[DIRECTION]
Exclude the pictures, then copy all remaining records exactly.

[RECORD EXTRACTS]
--- begin ---

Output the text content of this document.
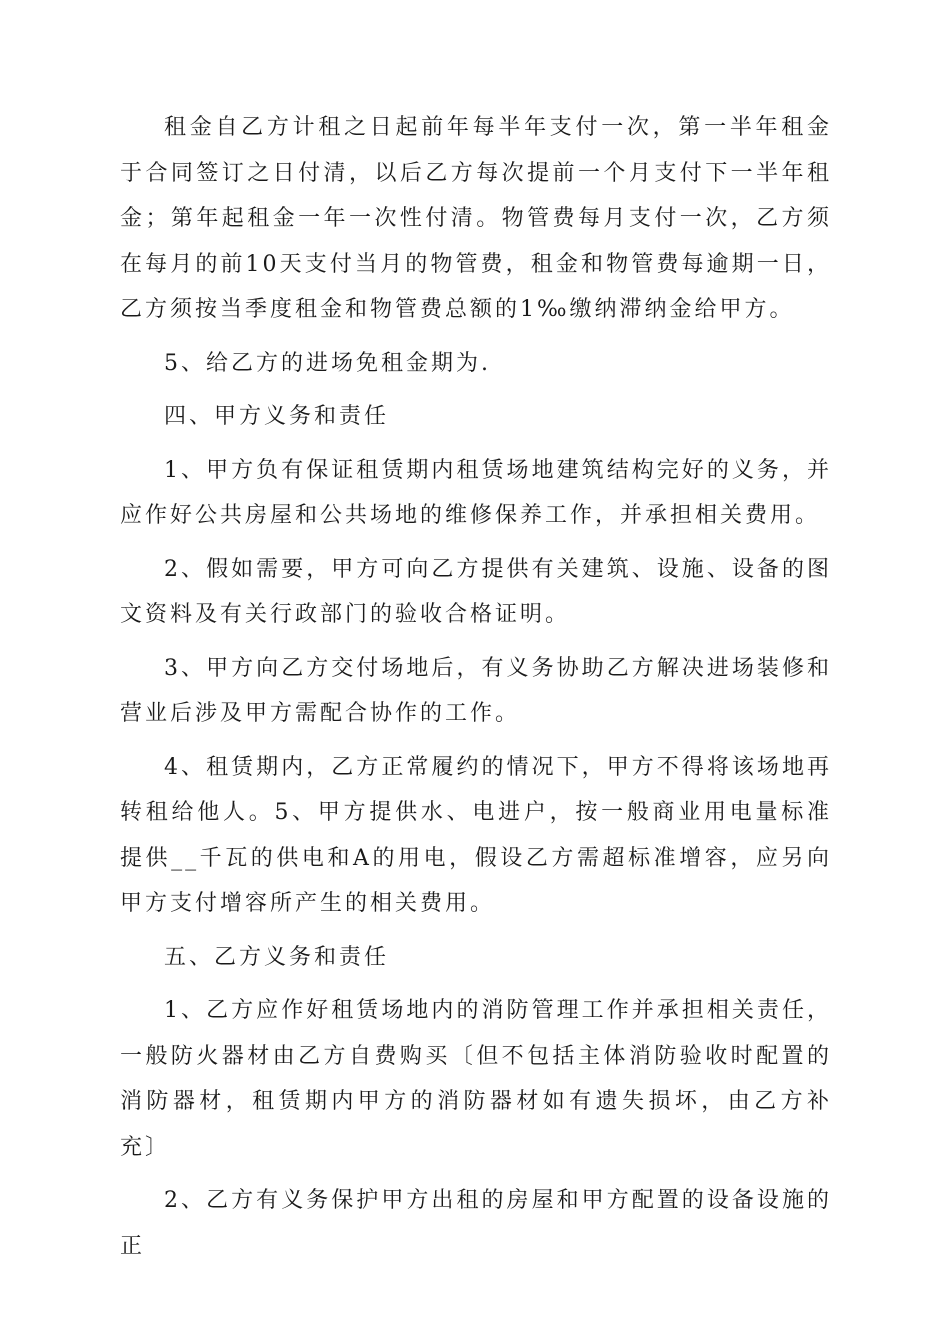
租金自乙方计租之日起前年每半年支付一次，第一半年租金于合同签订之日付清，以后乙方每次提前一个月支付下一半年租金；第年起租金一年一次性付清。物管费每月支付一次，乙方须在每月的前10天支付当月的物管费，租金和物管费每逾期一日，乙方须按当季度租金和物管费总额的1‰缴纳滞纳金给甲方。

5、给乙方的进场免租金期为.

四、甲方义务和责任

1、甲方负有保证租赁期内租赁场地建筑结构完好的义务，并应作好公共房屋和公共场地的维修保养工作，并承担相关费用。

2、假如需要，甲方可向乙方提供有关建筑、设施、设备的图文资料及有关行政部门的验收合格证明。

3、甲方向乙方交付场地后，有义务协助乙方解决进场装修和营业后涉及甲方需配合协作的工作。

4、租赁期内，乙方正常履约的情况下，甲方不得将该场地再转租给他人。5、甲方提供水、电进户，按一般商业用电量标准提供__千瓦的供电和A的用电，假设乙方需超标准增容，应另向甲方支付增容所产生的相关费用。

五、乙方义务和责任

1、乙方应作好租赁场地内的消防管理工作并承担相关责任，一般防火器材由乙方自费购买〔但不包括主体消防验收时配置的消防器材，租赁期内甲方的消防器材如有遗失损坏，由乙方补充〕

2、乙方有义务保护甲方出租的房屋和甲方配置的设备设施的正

--- end ---

[FINAL RESULT]
Output the text content of this document.
租金自乙方计租之日起前年每半年支付一次，第一半年租金于合同签订之日付清，以后乙方每次提前一个月支付下一半年租金；第年起租金一年一次性付清。物管费每月支付一次，乙方须在每月的前10天支付当月的物管费，租金和物管费每逾期一日，乙方须按当季度租金和物管费总额的1‰缴纳滞纳金给甲方。

5、给乙方的进场免租金期为.

四、甲方义务和责任

1、甲方负有保证租赁期内租赁场地建筑结构完好的义务，并应作好公共房屋和公共场地的维修保养工作，并承担相关费用。

2、假如需要，甲方可向乙方提供有关建筑、设施、设备的图文资料及有关行政部门的验收合格证明。

3、甲方向乙方交付场地后，有义务协助乙方解决进场装修和营业后涉及甲方需配合协作的工作。

4、租赁期内，乙方正常履约的情况下，甲方不得将该场地再转租给他人。5、甲方提供水、电进户，按一般商业用电量标准提供__千瓦的供电和A的用电，假设乙方需超标准增容，应另向甲方支付增容所产生的相关费用。

五、乙方义务和责任

1、乙方应作好租赁场地内的消防管理工作并承担相关责任，一般防火器材由乙方自费购买〔但不包括主体消防验收时配置的消防器材，租赁期内甲方的消防器材如有遗失损坏，由乙方补充〕

2、乙方有义务保护甲方出租的房屋和甲方配置的设备设施的正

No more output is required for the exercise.